• _GOAL_: Keep the pictures out of the copy and repeat the records exactly.

• _EXTRACTED DATA_:
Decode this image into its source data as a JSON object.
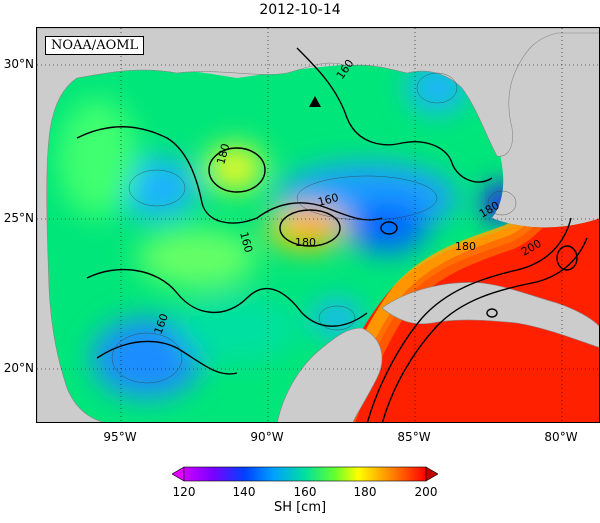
{
  "title": "2012-10-14",
  "badge": "NOAA/AOML",
  "colorbar": {
    "title": "SH [cm]",
    "ticks": [
      "120",
      "140",
      "160",
      "180",
      "200"
    ]
  },
  "lat_labels": [
    "30°N",
    "25°N",
    "20°N"
  ],
  "lon_labels": [
    "95°W",
    "90°W",
    "85°W",
    "80°W"
  ],
  "contour_labels": [
    "160",
    "180",
    "180",
    "160",
    "160",
    "180",
    "160",
    "180",
    "200"
  ],
  "colors": {
    "land": "#cccccc",
    "low": "#7a00ff",
    "mid": "#00e676",
    "high": "#ff1a00"
  }
}
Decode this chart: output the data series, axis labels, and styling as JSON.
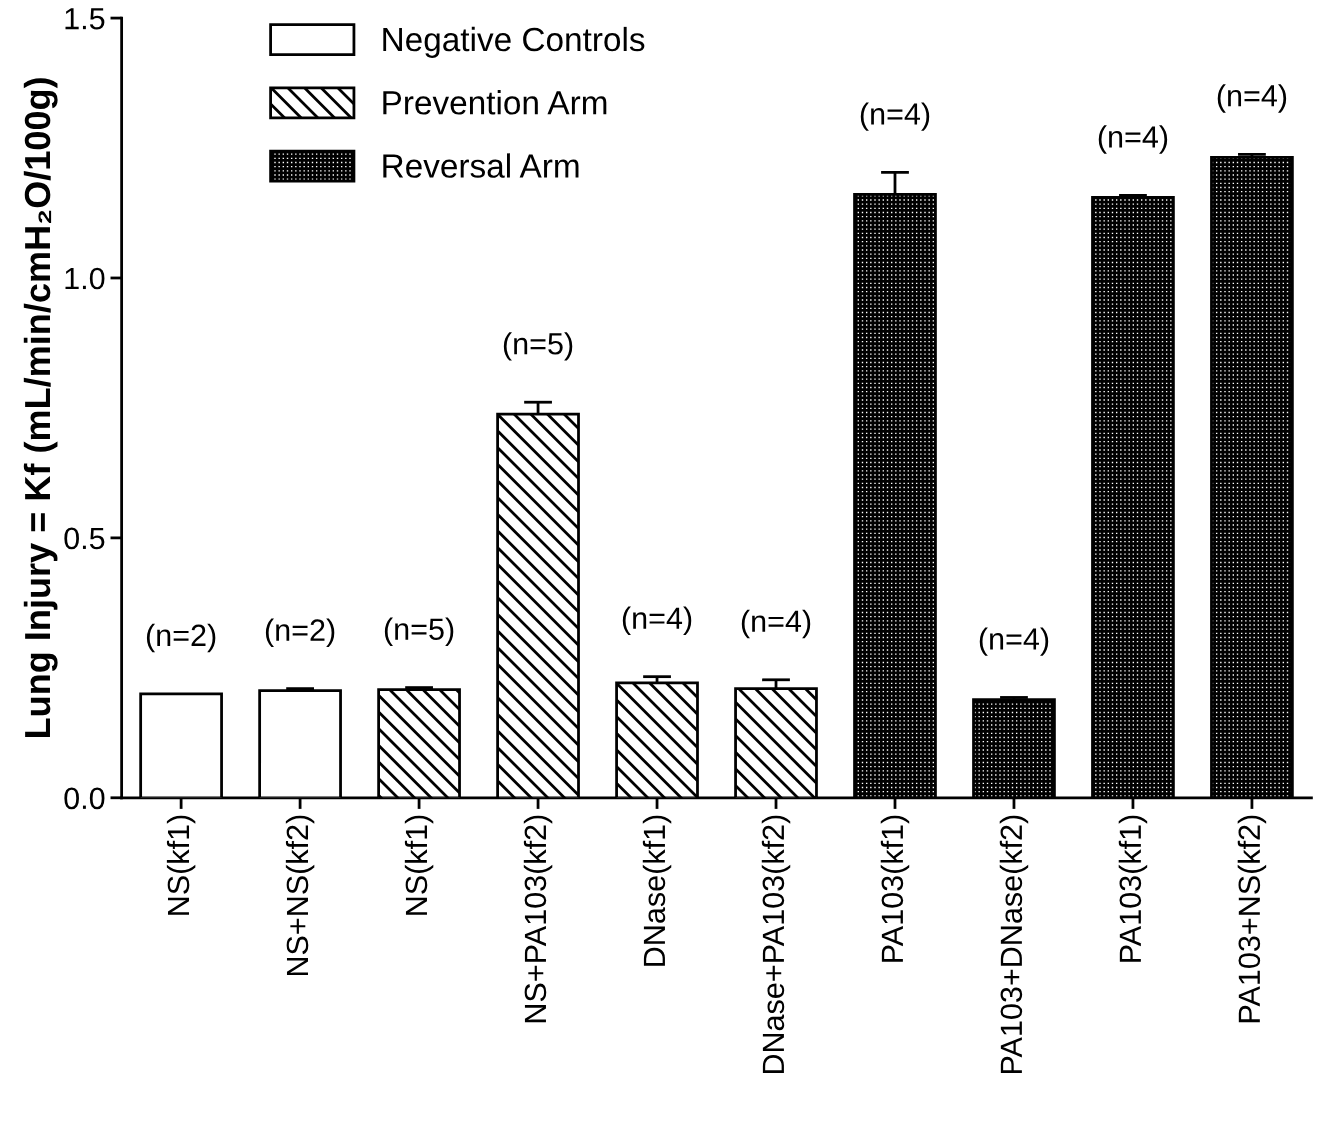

• _OUTPUT OF THE TASK_:
Decode this image into its source data as a JSON object.
{
  "title": "2012-10-14",
  "badge": "NOAA/AOML",
  "colorbar": {
    "title": "SH [cm]",
    "ticks": [
      "120",
      "140",
      "160",
      "180",
      "200"
    ]
  },
  "lat_labels": [
    "30°N",
    "25°N",
    "20°N"
  ],
  "lon_labels": [
    "95°W",
    "90°W",
    "85°W",
    "80°W"
  ],
  "contour_labels": [
    "160",
    "180",
    "180",
    "160",
    "160",
    "180",
    "160",
    "180",
    "200"
  ],
  "colors": {
    "land": "#cccccc",
    "low": "#7a00ff",
    "mid": "#00e676",
    "high": "#ff1a00"
  }
}
Decode this chart: output the data series, axis labels, and styling as JSON.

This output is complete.